Data for this task:
#####

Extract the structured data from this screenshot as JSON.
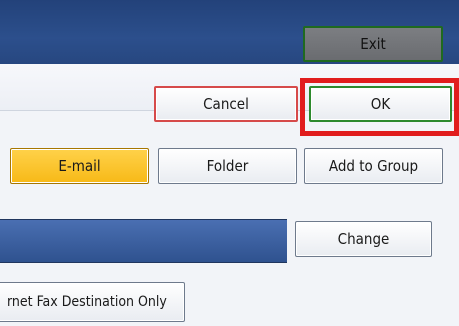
{
  "header": {
    "exit_label": "Exit"
  },
  "actions": {
    "cancel_label": "Cancel",
    "ok_label": "OK"
  },
  "destination_types": {
    "email_label": "E-mail",
    "folder_label": "Folder",
    "add_to_group_label": "Add to Group"
  },
  "destination": {
    "change_label": "Change"
  },
  "options": {
    "internet_fax_only_label": "rnet Fax Destination Only"
  },
  "colors": {
    "header_blue": "#2c4f8c",
    "selected_yellow": "#f7b917",
    "highlight_red": "#e11d1d"
  }
}
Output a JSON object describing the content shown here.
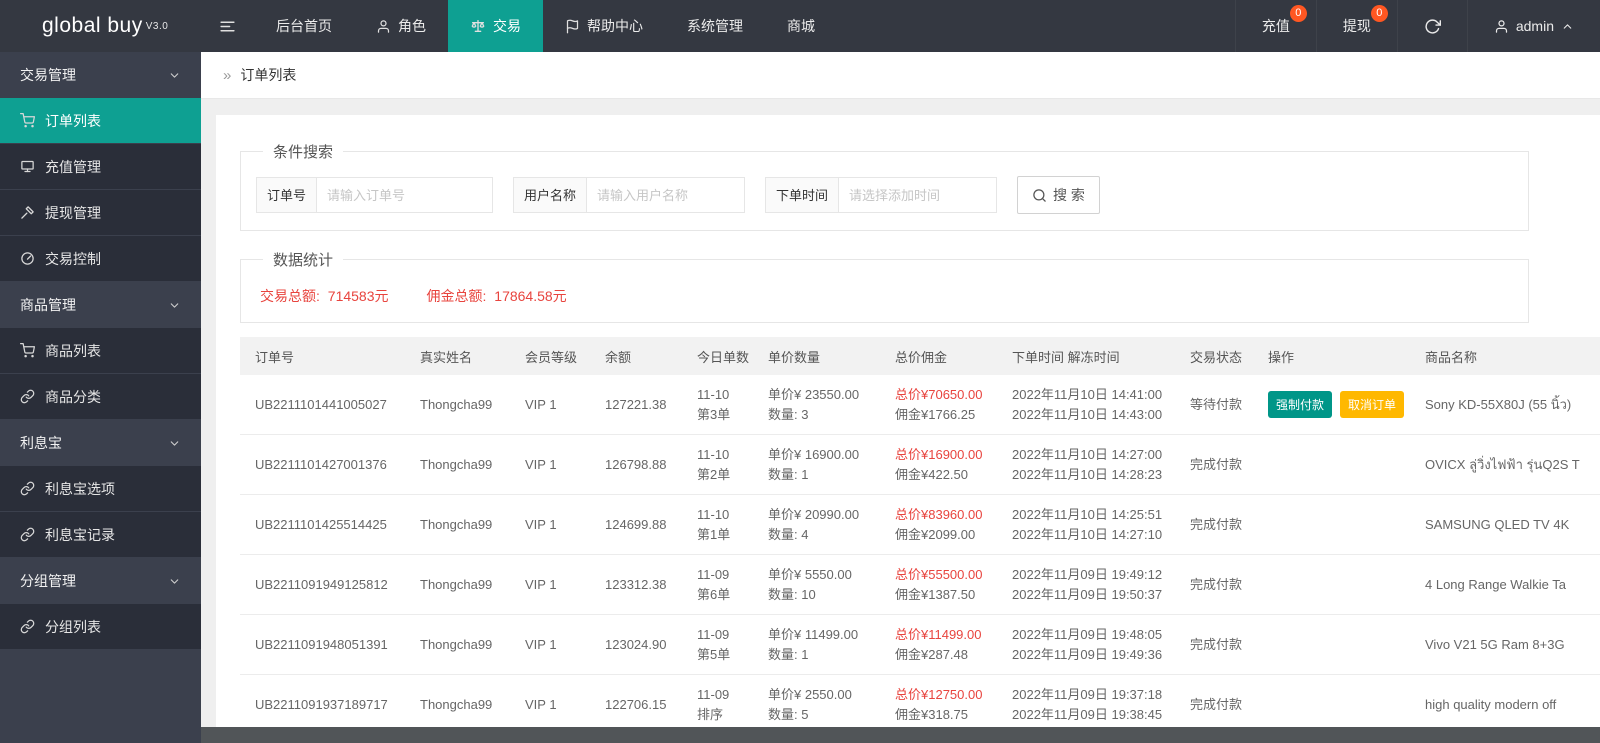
{
  "brand": {
    "name": "global buy",
    "version": "V3.0"
  },
  "topnav": {
    "menu": [
      {
        "label": "后台首页",
        "icon": null,
        "active": false
      },
      {
        "label": "角色",
        "icon": "person",
        "active": false
      },
      {
        "label": "交易",
        "icon": "scales",
        "active": true
      },
      {
        "label": "帮助中心",
        "icon": "flag",
        "active": false
      },
      {
        "label": "系统管理",
        "icon": null,
        "active": false
      },
      {
        "label": "商城",
        "icon": null,
        "active": false
      }
    ],
    "recharge_label": "充值",
    "recharge_badge": "0",
    "withdraw_label": "提现",
    "withdraw_badge": "0",
    "username": "admin"
  },
  "sidebar": {
    "sections": [
      {
        "label": "交易管理",
        "items": [
          {
            "label": "订单列表",
            "icon": "cart",
            "active": true
          },
          {
            "label": "充值管理",
            "icon": "board",
            "active": false
          },
          {
            "label": "提现管理",
            "icon": "gavel",
            "active": false
          },
          {
            "label": "交易控制",
            "icon": "gauge",
            "active": false
          }
        ]
      },
      {
        "label": "商品管理",
        "items": [
          {
            "label": "商品列表",
            "icon": "cart",
            "active": false
          },
          {
            "label": "商品分类",
            "icon": "link",
            "active": false
          }
        ]
      },
      {
        "label": "利息宝",
        "items": [
          {
            "label": "利息宝选项",
            "icon": "link",
            "active": false
          },
          {
            "label": "利息宝记录",
            "icon": "link",
            "active": false
          }
        ]
      },
      {
        "label": "分组管理",
        "items": [
          {
            "label": "分组列表",
            "icon": "link",
            "active": false
          }
        ]
      }
    ]
  },
  "breadcrumb": {
    "marker": "»",
    "title": "订单列表"
  },
  "search": {
    "legend": "条件搜索",
    "fields": [
      {
        "label": "订单号",
        "placeholder": "请输入订单号"
      },
      {
        "label": "用户名称",
        "placeholder": "请输入用户名称"
      },
      {
        "label": "下单时间",
        "placeholder": "请选择添加时间"
      }
    ],
    "button_label": "搜 索"
  },
  "stats": {
    "legend": "数据统计",
    "items": [
      {
        "label": "交易总额:",
        "value": "714583元"
      },
      {
        "label": "佣金总额:",
        "value": "17864.58元"
      }
    ]
  },
  "table": {
    "headers": [
      "订单号",
      "真实姓名",
      "会员等级",
      "余额",
      "今日单数",
      "单价数量",
      "总价佣金",
      "下单时间 解冻时间",
      "交易状态",
      "操作",
      "商品名称"
    ],
    "rows": [
      {
        "order_no": "UB2211101441005027",
        "real_name": "Thongcha99",
        "vip_level": "VIP 1",
        "balance": "127221.38",
        "today_date": "11-10",
        "today_seq": "第3单",
        "unit_price": "单价¥ 23550.00",
        "quantity": "数量: 3",
        "total_price": "总价¥70650.00",
        "commission": "佣金¥1766.25",
        "order_time": "2022年11月10日 14:41:00",
        "unfreeze_time": "2022年11月10日 14:43:00",
        "status": "等待付款",
        "actions": [
          "强制付款",
          "取消订单"
        ],
        "product": "Sony KD-55X80J (55 นิ้ว)"
      },
      {
        "order_no": "UB2211101427001376",
        "real_name": "Thongcha99",
        "vip_level": "VIP 1",
        "balance": "126798.88",
        "today_date": "11-10",
        "today_seq": "第2单",
        "unit_price": "单价¥ 16900.00",
        "quantity": "数量: 1",
        "total_price": "总价¥16900.00",
        "commission": "佣金¥422.50",
        "order_time": "2022年11月10日 14:27:00",
        "unfreeze_time": "2022年11月10日 14:28:23",
        "status": "完成付款",
        "actions": [],
        "product": "OVICX ลู่วิ่งไฟฟ้า รุ่นQ2S T"
      },
      {
        "order_no": "UB2211101425514425",
        "real_name": "Thongcha99",
        "vip_level": "VIP 1",
        "balance": "124699.88",
        "today_date": "11-10",
        "today_seq": "第1单",
        "unit_price": "单价¥ 20990.00",
        "quantity": "数量: 4",
        "total_price": "总价¥83960.00",
        "commission": "佣金¥2099.00",
        "order_time": "2022年11月10日 14:25:51",
        "unfreeze_time": "2022年11月10日 14:27:10",
        "status": "完成付款",
        "actions": [],
        "product": "SAMSUNG QLED TV 4K"
      },
      {
        "order_no": "UB2211091949125812",
        "real_name": "Thongcha99",
        "vip_level": "VIP 1",
        "balance": "123312.38",
        "today_date": "11-09",
        "today_seq": "第6单",
        "unit_price": "单价¥ 5550.00",
        "quantity": "数量: 10",
        "total_price": "总价¥55500.00",
        "commission": "佣金¥1387.50",
        "order_time": "2022年11月09日 19:49:12",
        "unfreeze_time": "2022年11月09日 19:50:37",
        "status": "完成付款",
        "actions": [],
        "product": "4 Long Range Walkie Ta"
      },
      {
        "order_no": "UB2211091948051391",
        "real_name": "Thongcha99",
        "vip_level": "VIP 1",
        "balance": "123024.90",
        "today_date": "11-09",
        "today_seq": "第5单",
        "unit_price": "单价¥ 11499.00",
        "quantity": "数量: 1",
        "total_price": "总价¥11499.00",
        "commission": "佣金¥287.48",
        "order_time": "2022年11月09日 19:48:05",
        "unfreeze_time": "2022年11月09日 19:49:36",
        "status": "完成付款",
        "actions": [],
        "product": "Vivo V21 5G Ram 8+3G"
      },
      {
        "order_no": "UB2211091937189717",
        "real_name": "Thongcha99",
        "vip_level": "VIP 1",
        "balance": "122706.15",
        "today_date": "11-09",
        "today_seq": "排序",
        "unit_price": "单价¥ 2550.00",
        "quantity": "数量: 5",
        "total_price": "总价¥12750.00",
        "commission": "佣金¥318.75",
        "order_time": "2022年11月09日 19:37:18",
        "unfreeze_time": "2022年11月09日 19:38:45",
        "status": "完成付款",
        "actions": [],
        "product": "high quality modern off"
      }
    ]
  },
  "colors": {
    "accent_teal": "#0ea092",
    "button_teal": "#009688",
    "button_yellow": "#FFB800",
    "alert_red": "#e8443e",
    "badge_red": "#ff5722",
    "dark_bar": "#343841"
  },
  "icons": {
    "hamburger": "three horizontal bars",
    "person": "user outline",
    "scales": "balance scale",
    "flag": "flag on pole",
    "refresh": "circular arrow",
    "chevron-up": "˄",
    "chevron-down": "˅",
    "cart": "shopping cart",
    "board": "display board",
    "gavel": "gavel",
    "gauge": "speedometer dial",
    "link": "chain link",
    "search": "magnifier",
    "breadcrumb-marker": "»"
  }
}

#####

Set task:
Write out again every line above exactly as given; the pictures do not belong in the copy.

Answer to this task:
Extract the structured data from this screenshot as JSON.
{
  "header": {
    "exit_label": "Exit"
  },
  "actions": {
    "cancel_label": "Cancel",
    "ok_label": "OK"
  },
  "destination_types": {
    "email_label": "E-mail",
    "folder_label": "Folder",
    "add_to_group_label": "Add to Group"
  },
  "destination": {
    "change_label": "Change"
  },
  "options": {
    "internet_fax_only_label": "rnet Fax Destination Only"
  },
  "colors": {
    "header_blue": "#2c4f8c",
    "selected_yellow": "#f7b917",
    "highlight_red": "#e11d1d"
  }
}
Output a JSON object describing the content shown here.
{
  "brand": {
    "name": "global buy",
    "version": "V3.0"
  },
  "topnav": {
    "menu": [
      {
        "label": "后台首页",
        "icon": null,
        "active": false
      },
      {
        "label": "角色",
        "icon": "person",
        "active": false
      },
      {
        "label": "交易",
        "icon": "scales",
        "active": true
      },
      {
        "label": "帮助中心",
        "icon": "flag",
        "active": false
      },
      {
        "label": "系统管理",
        "icon": null,
        "active": false
      },
      {
        "label": "商城",
        "icon": null,
        "active": false
      }
    ],
    "recharge_label": "充值",
    "recharge_badge": "0",
    "withdraw_label": "提现",
    "withdraw_badge": "0",
    "username": "admin"
  },
  "sidebar": {
    "sections": [
      {
        "label": "交易管理",
        "items": [
          {
            "label": "订单列表",
            "icon": "cart",
            "active": true
          },
          {
            "label": "充值管理",
            "icon": "board",
            "active": false
          },
          {
            "label": "提现管理",
            "icon": "gavel",
            "active": false
          },
          {
            "label": "交易控制",
            "icon": "gauge",
            "active": false
          }
        ]
      },
      {
        "label": "商品管理",
        "items": [
          {
            "label": "商品列表",
            "icon": "cart",
            "active": false
          },
          {
            "label": "商品分类",
            "icon": "link",
            "active": false
          }
        ]
      },
      {
        "label": "利息宝",
        "items": [
          {
            "label": "利息宝选项",
            "icon": "link",
            "active": false
          },
          {
            "label": "利息宝记录",
            "icon": "link",
            "active": false
          }
        ]
      },
      {
        "label": "分组管理",
        "items": [
          {
            "label": "分组列表",
            "icon": "link",
            "active": false
          }
        ]
      }
    ]
  },
  "breadcrumb": {
    "marker": "»",
    "title": "订单列表"
  },
  "search": {
    "legend": "条件搜索",
    "fields": [
      {
        "label": "订单号",
        "placeholder": "请输入订单号"
      },
      {
        "label": "用户名称",
        "placeholder": "请输入用户名称"
      },
      {
        "label": "下单时间",
        "placeholder": "请选择添加时间"
      }
    ],
    "button_label": "搜 索"
  },
  "stats": {
    "legend": "数据统计",
    "items": [
      {
        "label": "交易总额:",
        "value": "714583元"
      },
      {
        "label": "佣金总额:",
        "value": "17864.58元"
      }
    ]
  },
  "table": {
    "headers": [
      "订单号",
      "真实姓名",
      "会员等级",
      "余额",
      "今日单数",
      "单价数量",
      "总价佣金",
      "下单时间 解冻时间",
      "交易状态",
      "操作",
      "商品名称"
    ],
    "rows": [
      {
        "order_no": "UB2211101441005027",
        "real_name": "Thongcha99",
        "vip_level": "VIP 1",
        "balance": "127221.38",
        "today_date": "11-10",
        "today_seq": "第3单",
        "unit_price": "单价¥ 23550.00",
        "quantity": "数量: 3",
        "total_price": "总价¥70650.00",
        "commission": "佣金¥1766.25",
        "order_time": "2022年11月10日 14:41:00",
        "unfreeze_time": "2022年11月10日 14:43:00",
        "status": "等待付款",
        "actions": [
          "强制付款",
          "取消订单"
        ],
        "product": "Sony KD-55X80J (55 นิ้ว)"
      },
      {
        "order_no": "UB2211101427001376",
        "real_name": "Thongcha99",
        "vip_level": "VIP 1",
        "balance": "126798.88",
        "today_date": "11-10",
        "today_seq": "第2单",
        "unit_price": "单价¥ 16900.00",
        "quantity": "数量: 1",
        "total_price": "总价¥16900.00",
        "commission": "佣金¥422.50",
        "order_time": "2022年11月10日 14:27:00",
        "unfreeze_time": "2022年11月10日 14:28:23",
        "status": "完成付款",
        "actions": [],
        "product": "OVICX ลู่วิ่งไฟฟ้า รุ่นQ2S T"
      },
      {
        "order_no": "UB2211101425514425",
        "real_name": "Thongcha99",
        "vip_level": "VIP 1",
        "balance": "124699.88",
        "today_date": "11-10",
        "today_seq": "第1单",
        "unit_price": "单价¥ 20990.00",
        "quantity": "数量: 4",
        "total_price": "总价¥83960.00",
        "commission": "佣金¥2099.00",
        "order_time": "2022年11月10日 14:25:51",
        "unfreeze_time": "2022年11月10日 14:27:10",
        "status": "完成付款",
        "actions": [],
        "product": "SAMSUNG QLED TV 4K"
      },
      {
        "order_no": "UB2211091949125812",
        "real_name": "Thongcha99",
        "vip_level": "VIP 1",
        "balance": "123312.38",
        "today_date": "11-09",
        "today_seq": "第6单",
        "unit_price": "单价¥ 5550.00",
        "quantity": "数量: 10",
        "total_price": "总价¥55500.00",
        "commission": "佣金¥1387.50",
        "order_time": "2022年11月09日 19:49:12",
        "unfreeze_time": "2022年11月09日 19:50:37",
        "status": "完成付款",
        "actions": [],
        "product": "4 Long Range Walkie Ta"
      },
      {
        "order_no": "UB2211091948051391",
        "real_name": "Thongcha99",
        "vip_level": "VIP 1",
        "balance": "123024.90",
        "today_date": "11-09",
        "today_seq": "第5单",
        "unit_price": "单价¥ 11499.00",
        "quantity": "数量: 1",
        "total_price": "总价¥11499.00",
        "commission": "佣金¥287.48",
        "order_time": "2022年11月09日 19:48:05",
        "unfreeze_time": "2022年11月09日 19:49:36",
        "status": "完成付款",
        "actions": [],
        "product": "Vivo V21 5G Ram 8+3G"
      },
      {
        "order_no": "UB2211091937189717",
        "real_name": "Thongcha99",
        "vip_level": "VIP 1",
        "balance": "122706.15",
        "today_date": "11-09",
        "today_seq": "排序",
        "unit_price": "单价¥ 2550.00",
        "quantity": "数量: 5",
        "total_price": "总价¥12750.00",
        "commission": "佣金¥318.75",
        "order_time": "2022年11月09日 19:37:18",
        "unfreeze_time": "2022年11月09日 19:38:45",
        "status": "完成付款",
        "actions": [],
        "product": "high quality modern off"
      }
    ]
  },
  "colors": {
    "accent_teal": "#0ea092",
    "button_teal": "#009688",
    "button_yellow": "#FFB800",
    "alert_red": "#e8443e",
    "badge_red": "#ff5722",
    "dark_bar": "#343841"
  },
  "icons": {
    "hamburger": "three horizontal bars",
    "person": "user outline",
    "scales": "balance scale",
    "flag": "flag on pole",
    "refresh": "circular arrow",
    "chevron-up": "˄",
    "chevron-down": "˅",
    "cart": "shopping cart",
    "board": "display board",
    "gavel": "gavel",
    "gauge": "speedometer dial",
    "link": "chain link",
    "search": "magnifier",
    "breadcrumb-marker": "»"
  }
}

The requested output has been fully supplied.